Keep only the lines where "under" appears.

-- begin --

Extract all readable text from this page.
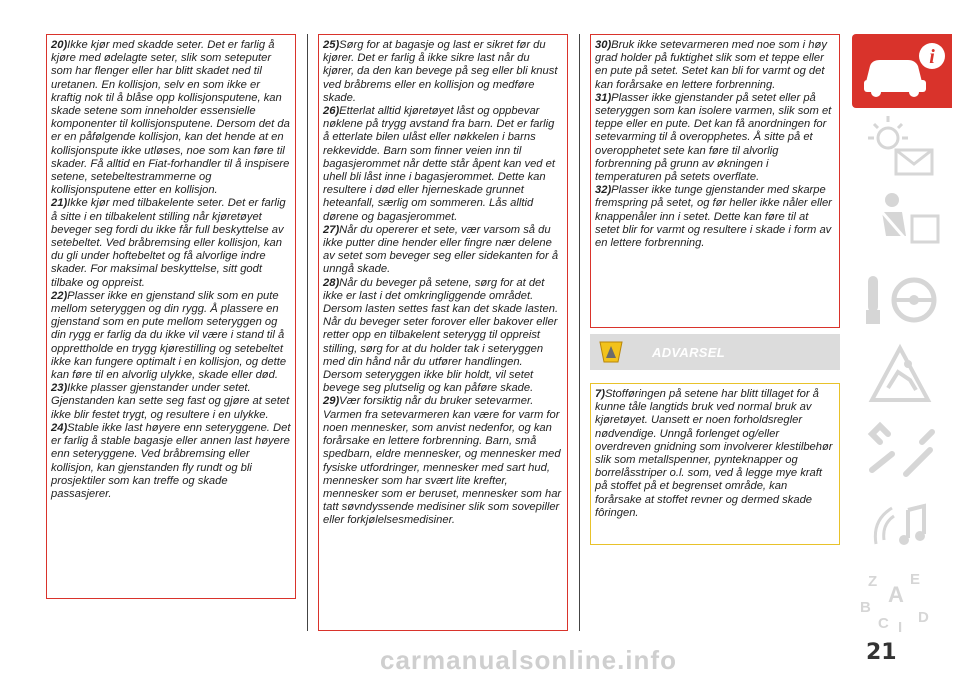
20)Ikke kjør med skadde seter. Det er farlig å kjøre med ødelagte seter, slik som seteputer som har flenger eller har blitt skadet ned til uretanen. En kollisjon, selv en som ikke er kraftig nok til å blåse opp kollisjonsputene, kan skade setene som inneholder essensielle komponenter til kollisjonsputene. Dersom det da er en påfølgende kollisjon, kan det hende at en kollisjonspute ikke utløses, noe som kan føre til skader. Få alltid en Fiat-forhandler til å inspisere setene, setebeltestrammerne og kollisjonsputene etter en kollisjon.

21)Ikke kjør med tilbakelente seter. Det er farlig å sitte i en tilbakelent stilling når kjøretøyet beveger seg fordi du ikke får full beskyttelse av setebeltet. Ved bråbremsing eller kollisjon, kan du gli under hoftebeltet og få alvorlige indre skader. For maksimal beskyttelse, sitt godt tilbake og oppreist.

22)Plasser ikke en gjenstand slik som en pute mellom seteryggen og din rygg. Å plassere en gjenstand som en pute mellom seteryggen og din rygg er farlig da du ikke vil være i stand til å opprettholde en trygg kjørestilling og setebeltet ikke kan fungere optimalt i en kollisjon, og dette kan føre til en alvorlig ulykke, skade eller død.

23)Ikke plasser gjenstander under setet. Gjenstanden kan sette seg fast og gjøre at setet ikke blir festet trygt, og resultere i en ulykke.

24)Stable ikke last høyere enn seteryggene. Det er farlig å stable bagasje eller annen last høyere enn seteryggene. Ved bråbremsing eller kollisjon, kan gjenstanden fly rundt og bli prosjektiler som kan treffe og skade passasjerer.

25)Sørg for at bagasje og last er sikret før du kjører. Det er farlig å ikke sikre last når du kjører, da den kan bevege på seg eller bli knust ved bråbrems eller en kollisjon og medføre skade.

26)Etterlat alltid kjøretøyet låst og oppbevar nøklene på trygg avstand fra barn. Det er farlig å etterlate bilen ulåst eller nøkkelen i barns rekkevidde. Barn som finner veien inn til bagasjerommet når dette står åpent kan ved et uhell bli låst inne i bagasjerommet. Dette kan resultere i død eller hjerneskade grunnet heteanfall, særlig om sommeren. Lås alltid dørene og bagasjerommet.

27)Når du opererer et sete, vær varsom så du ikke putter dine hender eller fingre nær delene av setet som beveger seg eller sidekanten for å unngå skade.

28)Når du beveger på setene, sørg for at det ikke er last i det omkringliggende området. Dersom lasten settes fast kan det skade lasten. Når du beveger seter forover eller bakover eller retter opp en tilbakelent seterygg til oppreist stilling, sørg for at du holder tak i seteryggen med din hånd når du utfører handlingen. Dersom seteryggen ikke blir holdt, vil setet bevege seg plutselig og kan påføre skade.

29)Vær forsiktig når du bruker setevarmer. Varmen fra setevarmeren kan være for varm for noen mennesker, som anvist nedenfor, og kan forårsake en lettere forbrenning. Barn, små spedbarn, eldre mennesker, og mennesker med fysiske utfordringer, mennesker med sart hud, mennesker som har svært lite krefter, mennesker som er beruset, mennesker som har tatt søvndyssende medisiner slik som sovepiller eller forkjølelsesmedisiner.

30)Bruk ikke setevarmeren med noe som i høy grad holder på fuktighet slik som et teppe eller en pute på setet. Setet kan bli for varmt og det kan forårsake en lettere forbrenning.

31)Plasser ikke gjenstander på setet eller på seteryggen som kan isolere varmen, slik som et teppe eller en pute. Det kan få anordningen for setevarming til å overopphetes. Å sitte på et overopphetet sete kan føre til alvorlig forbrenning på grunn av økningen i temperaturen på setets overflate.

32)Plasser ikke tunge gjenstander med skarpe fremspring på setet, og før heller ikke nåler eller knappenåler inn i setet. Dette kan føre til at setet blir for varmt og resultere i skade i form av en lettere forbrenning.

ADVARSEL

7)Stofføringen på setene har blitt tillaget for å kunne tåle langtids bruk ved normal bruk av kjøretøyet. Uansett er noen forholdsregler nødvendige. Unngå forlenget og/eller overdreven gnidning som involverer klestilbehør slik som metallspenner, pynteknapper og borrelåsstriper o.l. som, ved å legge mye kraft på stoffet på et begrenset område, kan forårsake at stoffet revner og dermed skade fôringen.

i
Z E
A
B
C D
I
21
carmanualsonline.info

-- end --

→ Exercise answer
21)Ikke kjør med tilbakelente seter. Det er farlig å sitte i en tilbakelent stilling når kjøretøyet beveger seg fordi du ikke får full beskyttelse av setebeltet. Ved bråbremsing eller kollisjon, kan du gli under hoftebeltet og få alvorlige indre skader. For maksimal beskyttelse, sitt godt tilbake og oppreist.
23)Ikke plasser gjenstander under setet. Gjenstanden kan sette seg fast og gjøre at setet ikke blir festet trygt, og resultere i en ulykke.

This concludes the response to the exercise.